Stored records:
------------------------------------

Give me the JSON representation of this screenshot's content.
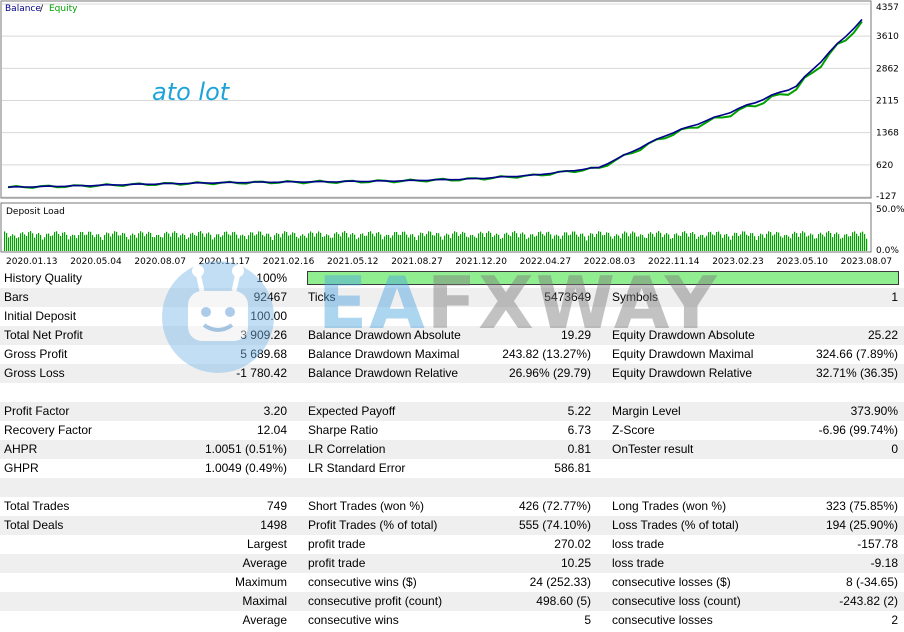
{
  "chart": {
    "legend_balance": "Balance",
    "legend_sep": " / ",
    "legend_equity": "Equity",
    "note": "ato lot",
    "y_ticks": [
      "4357",
      "3610",
      "2862",
      "2115",
      "1368",
      "620",
      "-127"
    ],
    "deposit_load_label": "Deposit Load",
    "load_ticks": [
      "50.0%",
      "0.0%"
    ],
    "x_dates": [
      "2020.01.13",
      "2020.05.04",
      "2020.08.07",
      "2020.11.17",
      "2021.02.16",
      "2021.05.12",
      "2021.08.27",
      "2021.12.20",
      "2022.04.27",
      "2022.08.03",
      "2022.11.14",
      "2023.02.23",
      "2023.05.10",
      "2023.08.07"
    ],
    "colors": {
      "balance": "#00008b",
      "equity": "#00a000",
      "load": "#00a000",
      "grid": "#d8d8d8"
    }
  },
  "chart_data": {
    "type": "line",
    "x": [
      "2020.01.13",
      "2020.05.04",
      "2020.08.07",
      "2020.11.17",
      "2021.02.16",
      "2021.05.12",
      "2021.08.27",
      "2021.12.20",
      "2022.04.27",
      "2022.08.03",
      "2022.11.14",
      "2023.02.23",
      "2023.05.10",
      "2023.08.07"
    ],
    "series": [
      {
        "name": "Balance",
        "values": [
          100,
          130,
          170,
          200,
          220,
          230,
          250,
          290,
          380,
          560,
          1300,
          1850,
          2450,
          4000
        ]
      },
      {
        "name": "Equity",
        "values": [
          100,
          125,
          165,
          195,
          215,
          225,
          245,
          285,
          370,
          545,
          1270,
          1800,
          2380,
          3950
        ]
      }
    ],
    "ylim": [
      -127,
      4357
    ],
    "grid": true
  },
  "watermark": {
    "brand_ea": "EA",
    "brand_rest": "FXWAY"
  },
  "report": {
    "history_quality_label": "History Quality",
    "history_quality_value": "100%",
    "history_quality_fill": 1.0,
    "rows": [
      {
        "c": [
          [
            "Bars",
            "92467"
          ],
          [
            "Ticks",
            "5473649"
          ],
          [
            "Symbols",
            "1"
          ]
        ]
      },
      {
        "c": [
          [
            "Initial Deposit",
            "100.00"
          ],
          [
            "",
            ""
          ],
          [
            "",
            ""
          ]
        ]
      },
      {
        "c": [
          [
            "Total Net Profit",
            "3 909.26"
          ],
          [
            "Balance Drawdown Absolute",
            "19.29"
          ],
          [
            "Equity Drawdown Absolute",
            "25.22"
          ]
        ]
      },
      {
        "c": [
          [
            "Gross Profit",
            "5 689.68"
          ],
          [
            "Balance Drawdown Maximal",
            "243.82 (13.27%)"
          ],
          [
            "Equity Drawdown Maximal",
            "324.66 (7.89%)"
          ]
        ]
      },
      {
        "c": [
          [
            "Gross Loss",
            "-1 780.42"
          ],
          [
            "Balance Drawdown Relative",
            "26.96% (29.79)"
          ],
          [
            "Equity Drawdown Relative",
            "32.71% (36.35)"
          ]
        ]
      },
      {
        "c": [
          [
            "",
            ""
          ],
          [
            "",
            ""
          ],
          [
            "",
            ""
          ]
        ]
      },
      {
        "c": [
          [
            "Profit Factor",
            "3.20"
          ],
          [
            "Expected Payoff",
            "5.22"
          ],
          [
            "Margin Level",
            "373.90%"
          ]
        ]
      },
      {
        "c": [
          [
            "Recovery Factor",
            "12.04"
          ],
          [
            "Sharpe Ratio",
            "6.73"
          ],
          [
            "Z-Score",
            "-6.96 (99.74%)"
          ]
        ]
      },
      {
        "c": [
          [
            "AHPR",
            "1.0051 (0.51%)"
          ],
          [
            "LR Correlation",
            "0.81"
          ],
          [
            "OnTester result",
            "0"
          ]
        ]
      },
      {
        "c": [
          [
            "GHPR",
            "1.0049 (0.49%)"
          ],
          [
            "LR Standard Error",
            "586.81"
          ],
          [
            "",
            ""
          ]
        ]
      },
      {
        "c": [
          [
            "",
            ""
          ],
          [
            "",
            ""
          ],
          [
            "",
            ""
          ]
        ]
      },
      {
        "c": [
          [
            "Total Trades",
            "749"
          ],
          [
            "Short Trades (won %)",
            "426 (72.77%)"
          ],
          [
            "Long Trades (won %)",
            "323 (75.85%)"
          ]
        ]
      },
      {
        "c": [
          [
            "Total Deals",
            "1498"
          ],
          [
            "Profit Trades (% of total)",
            "555 (74.10%)"
          ],
          [
            "Loss Trades (% of total)",
            "194 (25.90%)"
          ]
        ]
      },
      {
        "r": "Largest",
        "c": [
          [
            "",
            ""
          ],
          [
            "profit trade",
            "270.02"
          ],
          [
            "loss trade",
            "-157.78"
          ]
        ]
      },
      {
        "r": "Average",
        "c": [
          [
            "",
            ""
          ],
          [
            "profit trade",
            "10.25"
          ],
          [
            "loss trade",
            "-9.18"
          ]
        ]
      },
      {
        "r": "Maximum",
        "c": [
          [
            "",
            ""
          ],
          [
            "consecutive wins ($)",
            "24 (252.33)"
          ],
          [
            "consecutive losses ($)",
            "8 (-34.65)"
          ]
        ]
      },
      {
        "r": "Maximal",
        "c": [
          [
            "",
            ""
          ],
          [
            "consecutive profit (count)",
            "498.60 (5)"
          ],
          [
            "consecutive loss (count)",
            "-243.82 (2)"
          ]
        ]
      },
      {
        "r": "Average",
        "c": [
          [
            "",
            ""
          ],
          [
            "consecutive wins",
            "5"
          ],
          [
            "consecutive losses",
            "2"
          ]
        ]
      }
    ]
  }
}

------------------------------------

Given exercise: Your task is an exact transcription of all the data, minus the pictures.

Answer to this task:
Give me the JSON representation of this screenshot's content.
{
  "chart": {
    "legend_balance": "Balance",
    "legend_sep": " / ",
    "legend_equity": "Equity",
    "note": "ato lot",
    "y_ticks": [
      "4357",
      "3610",
      "2862",
      "2115",
      "1368",
      "620",
      "-127"
    ],
    "deposit_load_label": "Deposit Load",
    "load_ticks": [
      "50.0%",
      "0.0%"
    ],
    "x_dates": [
      "2020.01.13",
      "2020.05.04",
      "2020.08.07",
      "2020.11.17",
      "2021.02.16",
      "2021.05.12",
      "2021.08.27",
      "2021.12.20",
      "2022.04.27",
      "2022.08.03",
      "2022.11.14",
      "2023.02.23",
      "2023.05.10",
      "2023.08.07"
    ],
    "colors": {
      "balance": "#00008b",
      "equity": "#00a000",
      "load": "#00a000",
      "grid": "#d8d8d8"
    }
  },
  "chart_data": {
    "type": "line",
    "x": [
      "2020.01.13",
      "2020.05.04",
      "2020.08.07",
      "2020.11.17",
      "2021.02.16",
      "2021.05.12",
      "2021.08.27",
      "2021.12.20",
      "2022.04.27",
      "2022.08.03",
      "2022.11.14",
      "2023.02.23",
      "2023.05.10",
      "2023.08.07"
    ],
    "series": [
      {
        "name": "Balance",
        "values": [
          100,
          130,
          170,
          200,
          220,
          230,
          250,
          290,
          380,
          560,
          1300,
          1850,
          2450,
          4000
        ]
      },
      {
        "name": "Equity",
        "values": [
          100,
          125,
          165,
          195,
          215,
          225,
          245,
          285,
          370,
          545,
          1270,
          1800,
          2380,
          3950
        ]
      }
    ],
    "ylim": [
      -127,
      4357
    ],
    "grid": true
  },
  "watermark": {
    "brand_ea": "EA",
    "brand_rest": "FXWAY"
  },
  "report": {
    "history_quality_label": "History Quality",
    "history_quality_value": "100%",
    "history_quality_fill": 1.0,
    "rows": [
      {
        "c": [
          [
            "Bars",
            "92467"
          ],
          [
            "Ticks",
            "5473649"
          ],
          [
            "Symbols",
            "1"
          ]
        ]
      },
      {
        "c": [
          [
            "Initial Deposit",
            "100.00"
          ],
          [
            "",
            ""
          ],
          [
            "",
            ""
          ]
        ]
      },
      {
        "c": [
          [
            "Total Net Profit",
            "3 909.26"
          ],
          [
            "Balance Drawdown Absolute",
            "19.29"
          ],
          [
            "Equity Drawdown Absolute",
            "25.22"
          ]
        ]
      },
      {
        "c": [
          [
            "Gross Profit",
            "5 689.68"
          ],
          [
            "Balance Drawdown Maximal",
            "243.82 (13.27%)"
          ],
          [
            "Equity Drawdown Maximal",
            "324.66 (7.89%)"
          ]
        ]
      },
      {
        "c": [
          [
            "Gross Loss",
            "-1 780.42"
          ],
          [
            "Balance Drawdown Relative",
            "26.96% (29.79)"
          ],
          [
            "Equity Drawdown Relative",
            "32.71% (36.35)"
          ]
        ]
      },
      {
        "c": [
          [
            "",
            ""
          ],
          [
            "",
            ""
          ],
          [
            "",
            ""
          ]
        ]
      },
      {
        "c": [
          [
            "Profit Factor",
            "3.20"
          ],
          [
            "Expected Payoff",
            "5.22"
          ],
          [
            "Margin Level",
            "373.90%"
          ]
        ]
      },
      {
        "c": [
          [
            "Recovery Factor",
            "12.04"
          ],
          [
            "Sharpe Ratio",
            "6.73"
          ],
          [
            "Z-Score",
            "-6.96 (99.74%)"
          ]
        ]
      },
      {
        "c": [
          [
            "AHPR",
            "1.0051 (0.51%)"
          ],
          [
            "LR Correlation",
            "0.81"
          ],
          [
            "OnTester result",
            "0"
          ]
        ]
      },
      {
        "c": [
          [
            "GHPR",
            "1.0049 (0.49%)"
          ],
          [
            "LR Standard Error",
            "586.81"
          ],
          [
            "",
            ""
          ]
        ]
      },
      {
        "c": [
          [
            "",
            ""
          ],
          [
            "",
            ""
          ],
          [
            "",
            ""
          ]
        ]
      },
      {
        "c": [
          [
            "Total Trades",
            "749"
          ],
          [
            "Short Trades (won %)",
            "426 (72.77%)"
          ],
          [
            "Long Trades (won %)",
            "323 (75.85%)"
          ]
        ]
      },
      {
        "c": [
          [
            "Total Deals",
            "1498"
          ],
          [
            "Profit Trades (% of total)",
            "555 (74.10%)"
          ],
          [
            "Loss Trades (% of total)",
            "194 (25.90%)"
          ]
        ]
      },
      {
        "r": "Largest",
        "c": [
          [
            "",
            ""
          ],
          [
            "profit trade",
            "270.02"
          ],
          [
            "loss trade",
            "-157.78"
          ]
        ]
      },
      {
        "r": "Average",
        "c": [
          [
            "",
            ""
          ],
          [
            "profit trade",
            "10.25"
          ],
          [
            "loss trade",
            "-9.18"
          ]
        ]
      },
      {
        "r": "Maximum",
        "c": [
          [
            "",
            ""
          ],
          [
            "consecutive wins ($)",
            "24 (252.33)"
          ],
          [
            "consecutive losses ($)",
            "8 (-34.65)"
          ]
        ]
      },
      {
        "r": "Maximal",
        "c": [
          [
            "",
            ""
          ],
          [
            "consecutive profit (count)",
            "498.60 (5)"
          ],
          [
            "consecutive loss (count)",
            "-243.82 (2)"
          ]
        ]
      },
      {
        "r": "Average",
        "c": [
          [
            "",
            ""
          ],
          [
            "consecutive wins",
            "5"
          ],
          [
            "consecutive losses",
            "2"
          ]
        ]
      }
    ]
  }
}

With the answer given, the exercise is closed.